- Task prompt
Reproduce the following material exactly, including every line.

[Data entries for graphics]
--- start ---
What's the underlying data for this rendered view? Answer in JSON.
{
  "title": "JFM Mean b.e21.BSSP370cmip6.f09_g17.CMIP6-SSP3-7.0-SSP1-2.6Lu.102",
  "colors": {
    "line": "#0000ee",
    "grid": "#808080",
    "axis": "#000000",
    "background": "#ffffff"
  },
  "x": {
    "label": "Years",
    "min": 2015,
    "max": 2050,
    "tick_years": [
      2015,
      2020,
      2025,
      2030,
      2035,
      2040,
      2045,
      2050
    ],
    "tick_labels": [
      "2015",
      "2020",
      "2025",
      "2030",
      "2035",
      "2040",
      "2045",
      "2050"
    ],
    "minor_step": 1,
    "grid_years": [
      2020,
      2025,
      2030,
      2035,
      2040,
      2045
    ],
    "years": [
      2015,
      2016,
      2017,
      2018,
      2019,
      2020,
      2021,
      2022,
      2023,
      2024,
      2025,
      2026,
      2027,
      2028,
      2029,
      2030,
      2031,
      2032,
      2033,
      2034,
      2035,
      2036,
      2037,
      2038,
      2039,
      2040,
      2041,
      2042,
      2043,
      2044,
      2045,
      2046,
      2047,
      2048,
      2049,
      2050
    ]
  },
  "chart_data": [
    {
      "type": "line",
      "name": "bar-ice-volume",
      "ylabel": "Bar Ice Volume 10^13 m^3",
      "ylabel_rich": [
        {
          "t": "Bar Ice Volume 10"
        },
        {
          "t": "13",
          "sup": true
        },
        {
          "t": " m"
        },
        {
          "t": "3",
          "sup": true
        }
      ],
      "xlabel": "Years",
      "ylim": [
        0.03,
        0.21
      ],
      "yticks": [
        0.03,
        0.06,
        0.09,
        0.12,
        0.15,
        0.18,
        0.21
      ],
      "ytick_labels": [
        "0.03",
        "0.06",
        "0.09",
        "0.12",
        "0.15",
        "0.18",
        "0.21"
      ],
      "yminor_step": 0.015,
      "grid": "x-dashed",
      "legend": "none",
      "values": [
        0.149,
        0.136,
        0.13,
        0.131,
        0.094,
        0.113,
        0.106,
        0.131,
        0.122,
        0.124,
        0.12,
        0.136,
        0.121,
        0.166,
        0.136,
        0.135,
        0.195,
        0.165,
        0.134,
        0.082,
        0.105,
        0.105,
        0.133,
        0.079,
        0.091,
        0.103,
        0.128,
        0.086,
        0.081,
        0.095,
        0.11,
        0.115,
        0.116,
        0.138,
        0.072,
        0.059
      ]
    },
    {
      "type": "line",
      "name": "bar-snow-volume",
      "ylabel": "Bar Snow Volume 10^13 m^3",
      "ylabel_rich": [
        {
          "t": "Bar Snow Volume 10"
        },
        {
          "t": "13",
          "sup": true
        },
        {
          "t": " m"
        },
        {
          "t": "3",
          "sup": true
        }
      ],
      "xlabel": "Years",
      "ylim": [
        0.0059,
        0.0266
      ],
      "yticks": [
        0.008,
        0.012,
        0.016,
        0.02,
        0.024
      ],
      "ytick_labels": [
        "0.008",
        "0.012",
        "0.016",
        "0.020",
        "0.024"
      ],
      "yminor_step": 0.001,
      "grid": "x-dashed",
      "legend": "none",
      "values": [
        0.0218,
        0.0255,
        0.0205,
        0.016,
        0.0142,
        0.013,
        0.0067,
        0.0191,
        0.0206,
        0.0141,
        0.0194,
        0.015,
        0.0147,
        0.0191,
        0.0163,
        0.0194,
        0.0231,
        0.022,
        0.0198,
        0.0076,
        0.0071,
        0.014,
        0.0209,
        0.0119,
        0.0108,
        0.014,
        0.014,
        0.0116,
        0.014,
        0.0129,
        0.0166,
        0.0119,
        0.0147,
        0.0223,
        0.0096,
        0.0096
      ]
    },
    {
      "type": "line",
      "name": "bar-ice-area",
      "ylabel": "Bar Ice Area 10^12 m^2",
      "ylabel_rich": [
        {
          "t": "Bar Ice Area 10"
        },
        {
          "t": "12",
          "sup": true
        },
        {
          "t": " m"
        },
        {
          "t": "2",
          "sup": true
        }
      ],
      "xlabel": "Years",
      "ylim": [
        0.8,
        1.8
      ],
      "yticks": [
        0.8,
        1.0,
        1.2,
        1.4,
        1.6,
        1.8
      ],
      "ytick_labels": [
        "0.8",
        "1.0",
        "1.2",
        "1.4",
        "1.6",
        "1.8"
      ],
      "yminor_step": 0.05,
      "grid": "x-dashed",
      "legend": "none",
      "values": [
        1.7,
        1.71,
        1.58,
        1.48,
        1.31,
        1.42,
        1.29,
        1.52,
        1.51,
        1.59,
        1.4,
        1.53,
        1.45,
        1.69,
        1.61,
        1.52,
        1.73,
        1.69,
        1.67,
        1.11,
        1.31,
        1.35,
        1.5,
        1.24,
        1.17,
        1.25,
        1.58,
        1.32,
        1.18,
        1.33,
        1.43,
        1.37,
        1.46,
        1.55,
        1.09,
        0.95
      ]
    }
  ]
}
--- end ---
- Output below
What's the underlying data for this rendered view? Answer in JSON.
{
  "title": "JFM Mean b.e21.BSSP370cmip6.f09_g17.CMIP6-SSP3-7.0-SSP1-2.6Lu.102",
  "colors": {
    "line": "#0000ee",
    "grid": "#808080",
    "axis": "#000000",
    "background": "#ffffff"
  },
  "x": {
    "label": "Years",
    "min": 2015,
    "max": 2050,
    "tick_years": [
      2015,
      2020,
      2025,
      2030,
      2035,
      2040,
      2045,
      2050
    ],
    "tick_labels": [
      "2015",
      "2020",
      "2025",
      "2030",
      "2035",
      "2040",
      "2045",
      "2050"
    ],
    "minor_step": 1,
    "grid_years": [
      2020,
      2025,
      2030,
      2035,
      2040,
      2045
    ],
    "years": [
      2015,
      2016,
      2017,
      2018,
      2019,
      2020,
      2021,
      2022,
      2023,
      2024,
      2025,
      2026,
      2027,
      2028,
      2029,
      2030,
      2031,
      2032,
      2033,
      2034,
      2035,
      2036,
      2037,
      2038,
      2039,
      2040,
      2041,
      2042,
      2043,
      2044,
      2045,
      2046,
      2047,
      2048,
      2049,
      2050
    ]
  },
  "chart_data": [
    {
      "type": "line",
      "name": "bar-ice-volume",
      "ylabel": "Bar Ice Volume 10^13 m^3",
      "ylabel_rich": [
        {
          "t": "Bar Ice Volume 10"
        },
        {
          "t": "13",
          "sup": true
        },
        {
          "t": " m"
        },
        {
          "t": "3",
          "sup": true
        }
      ],
      "xlabel": "Years",
      "ylim": [
        0.03,
        0.21
      ],
      "yticks": [
        0.03,
        0.06,
        0.09,
        0.12,
        0.15,
        0.18,
        0.21
      ],
      "ytick_labels": [
        "0.03",
        "0.06",
        "0.09",
        "0.12",
        "0.15",
        "0.18",
        "0.21"
      ],
      "yminor_step": 0.015,
      "grid": "x-dashed",
      "legend": "none",
      "values": [
        0.149,
        0.136,
        0.13,
        0.131,
        0.094,
        0.113,
        0.106,
        0.131,
        0.122,
        0.124,
        0.12,
        0.136,
        0.121,
        0.166,
        0.136,
        0.135,
        0.195,
        0.165,
        0.134,
        0.082,
        0.105,
        0.105,
        0.133,
        0.079,
        0.091,
        0.103,
        0.128,
        0.086,
        0.081,
        0.095,
        0.11,
        0.115,
        0.116,
        0.138,
        0.072,
        0.059
      ]
    },
    {
      "type": "line",
      "name": "bar-snow-volume",
      "ylabel": "Bar Snow Volume 10^13 m^3",
      "ylabel_rich": [
        {
          "t": "Bar Snow Volume 10"
        },
        {
          "t": "13",
          "sup": true
        },
        {
          "t": " m"
        },
        {
          "t": "3",
          "sup": true
        }
      ],
      "xlabel": "Years",
      "ylim": [
        0.0059,
        0.0266
      ],
      "yticks": [
        0.008,
        0.012,
        0.016,
        0.02,
        0.024
      ],
      "ytick_labels": [
        "0.008",
        "0.012",
        "0.016",
        "0.020",
        "0.024"
      ],
      "yminor_step": 0.001,
      "grid": "x-dashed",
      "legend": "none",
      "values": [
        0.0218,
        0.0255,
        0.0205,
        0.016,
        0.0142,
        0.013,
        0.0067,
        0.0191,
        0.0206,
        0.0141,
        0.0194,
        0.015,
        0.0147,
        0.0191,
        0.0163,
        0.0194,
        0.0231,
        0.022,
        0.0198,
        0.0076,
        0.0071,
        0.014,
        0.0209,
        0.0119,
        0.0108,
        0.014,
        0.014,
        0.0116,
        0.014,
        0.0129,
        0.0166,
        0.0119,
        0.0147,
        0.0223,
        0.0096,
        0.0096
      ]
    },
    {
      "type": "line",
      "name": "bar-ice-area",
      "ylabel": "Bar Ice Area 10^12 m^2",
      "ylabel_rich": [
        {
          "t": "Bar Ice Area 10"
        },
        {
          "t": "12",
          "sup": true
        },
        {
          "t": " m"
        },
        {
          "t": "2",
          "sup": true
        }
      ],
      "xlabel": "Years",
      "ylim": [
        0.8,
        1.8
      ],
      "yticks": [
        0.8,
        1.0,
        1.2,
        1.4,
        1.6,
        1.8
      ],
      "ytick_labels": [
        "0.8",
        "1.0",
        "1.2",
        "1.4",
        "1.6",
        "1.8"
      ],
      "yminor_step": 0.05,
      "grid": "x-dashed",
      "legend": "none",
      "values": [
        1.7,
        1.71,
        1.58,
        1.48,
        1.31,
        1.42,
        1.29,
        1.52,
        1.51,
        1.59,
        1.4,
        1.53,
        1.45,
        1.69,
        1.61,
        1.52,
        1.73,
        1.69,
        1.67,
        1.11,
        1.31,
        1.35,
        1.5,
        1.24,
        1.17,
        1.25,
        1.58,
        1.32,
        1.18,
        1.33,
        1.43,
        1.37,
        1.46,
        1.55,
        1.09,
        0.95
      ]
    }
  ]
}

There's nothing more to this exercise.